[Extracted data entries]
"""

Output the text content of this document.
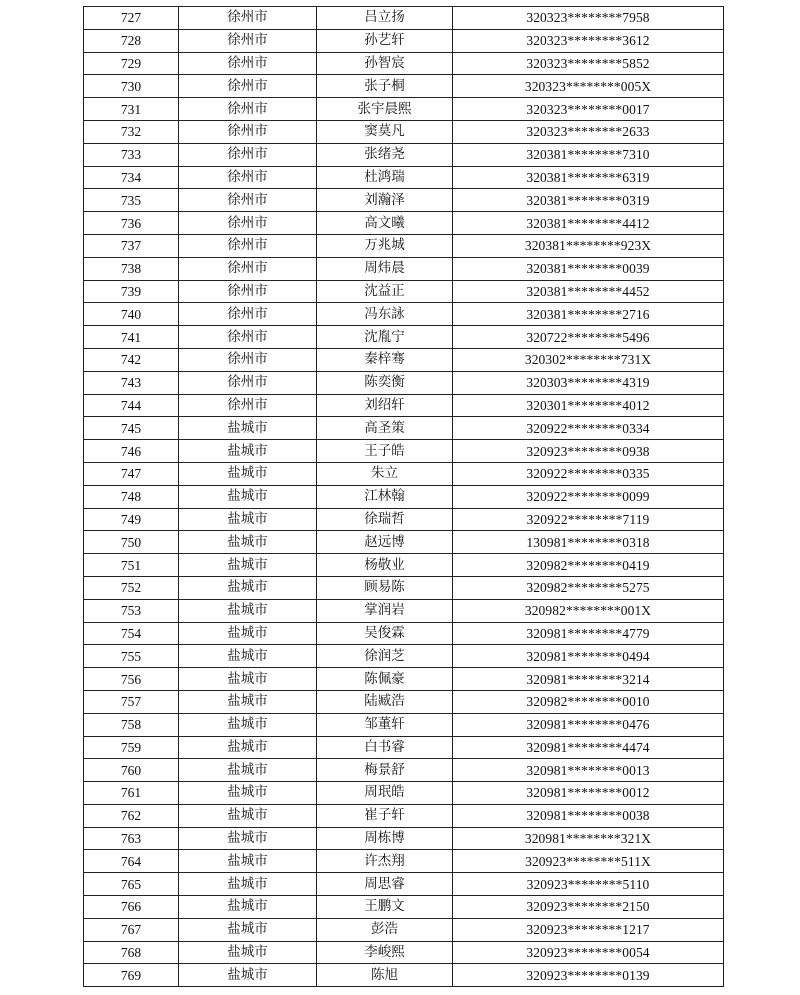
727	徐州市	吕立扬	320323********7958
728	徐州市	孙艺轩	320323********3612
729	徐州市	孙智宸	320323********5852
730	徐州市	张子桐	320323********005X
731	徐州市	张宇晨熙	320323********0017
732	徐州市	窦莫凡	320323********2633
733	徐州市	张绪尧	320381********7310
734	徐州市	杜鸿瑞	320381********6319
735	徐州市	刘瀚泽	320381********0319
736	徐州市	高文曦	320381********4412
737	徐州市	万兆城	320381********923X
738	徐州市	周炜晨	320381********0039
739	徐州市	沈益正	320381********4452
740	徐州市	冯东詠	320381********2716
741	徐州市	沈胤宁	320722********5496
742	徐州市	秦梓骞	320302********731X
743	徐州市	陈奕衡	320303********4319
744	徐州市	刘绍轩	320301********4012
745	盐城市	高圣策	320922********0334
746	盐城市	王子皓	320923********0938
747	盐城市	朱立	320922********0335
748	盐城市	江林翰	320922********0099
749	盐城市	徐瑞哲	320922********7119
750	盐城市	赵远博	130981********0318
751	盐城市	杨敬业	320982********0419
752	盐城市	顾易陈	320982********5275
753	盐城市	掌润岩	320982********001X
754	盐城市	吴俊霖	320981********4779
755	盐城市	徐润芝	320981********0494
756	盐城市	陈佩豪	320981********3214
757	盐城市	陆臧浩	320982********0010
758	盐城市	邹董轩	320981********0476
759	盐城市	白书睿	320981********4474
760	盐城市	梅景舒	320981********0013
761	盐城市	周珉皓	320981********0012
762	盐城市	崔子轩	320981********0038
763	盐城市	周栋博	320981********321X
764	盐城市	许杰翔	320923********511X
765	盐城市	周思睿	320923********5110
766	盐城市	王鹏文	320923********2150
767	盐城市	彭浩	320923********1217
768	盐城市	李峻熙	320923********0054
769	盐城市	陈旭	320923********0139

"""

Set problem: Output the entries above exactly, without their pictures.

Response to the task:
Output the text content of this document.
727	徐州市	吕立扬	320323********7958
728	徐州市	孙艺轩	320323********3612
729	徐州市	孙智宸	320323********5852
730	徐州市	张子桐	320323********005X
731	徐州市	张宇晨熙	320323********0017
732	徐州市	窦莫凡	320323********2633
733	徐州市	张绪尧	320381********7310
734	徐州市	杜鸿瑞	320381********6319
735	徐州市	刘瀚泽	320381********0319
736	徐州市	高文曦	320381********4412
737	徐州市	万兆城	320381********923X
738	徐州市	周炜晨	320381********0039
739	徐州市	沈益正	320381********4452
740	徐州市	冯东詠	320381********2716
741	徐州市	沈胤宁	320722********5496
742	徐州市	秦梓骞	320302********731X
743	徐州市	陈奕衡	320303********4319
744	徐州市	刘绍轩	320301********4012
745	盐城市	高圣策	320922********0334
746	盐城市	王子皓	320923********0938
747	盐城市	朱立	320922********0335
748	盐城市	江林翰	320922********0099
749	盐城市	徐瑞哲	320922********7119
750	盐城市	赵远博	130981********0318
751	盐城市	杨敬业	320982********0419
752	盐城市	顾易陈	320982********5275
753	盐城市	掌润岩	320982********001X
754	盐城市	吴俊霖	320981********4779
755	盐城市	徐润芝	320981********0494
756	盐城市	陈佩豪	320981********3214
757	盐城市	陆臧浩	320982********0010
758	盐城市	邹董轩	320981********0476
759	盐城市	白书睿	320981********4474
760	盐城市	梅景舒	320981********0013
761	盐城市	周珉皓	320981********0012
762	盐城市	崔子轩	320981********0038
763	盐城市	周栋博	320981********321X
764	盐城市	许杰翔	320923********511X
765	盐城市	周思睿	320923********5110
766	盐城市	王鹏文	320923********2150
767	盐城市	彭浩	320923********1217
768	盐城市	李峻熙	320923********0054
769	盐城市	陈旭	320923********0139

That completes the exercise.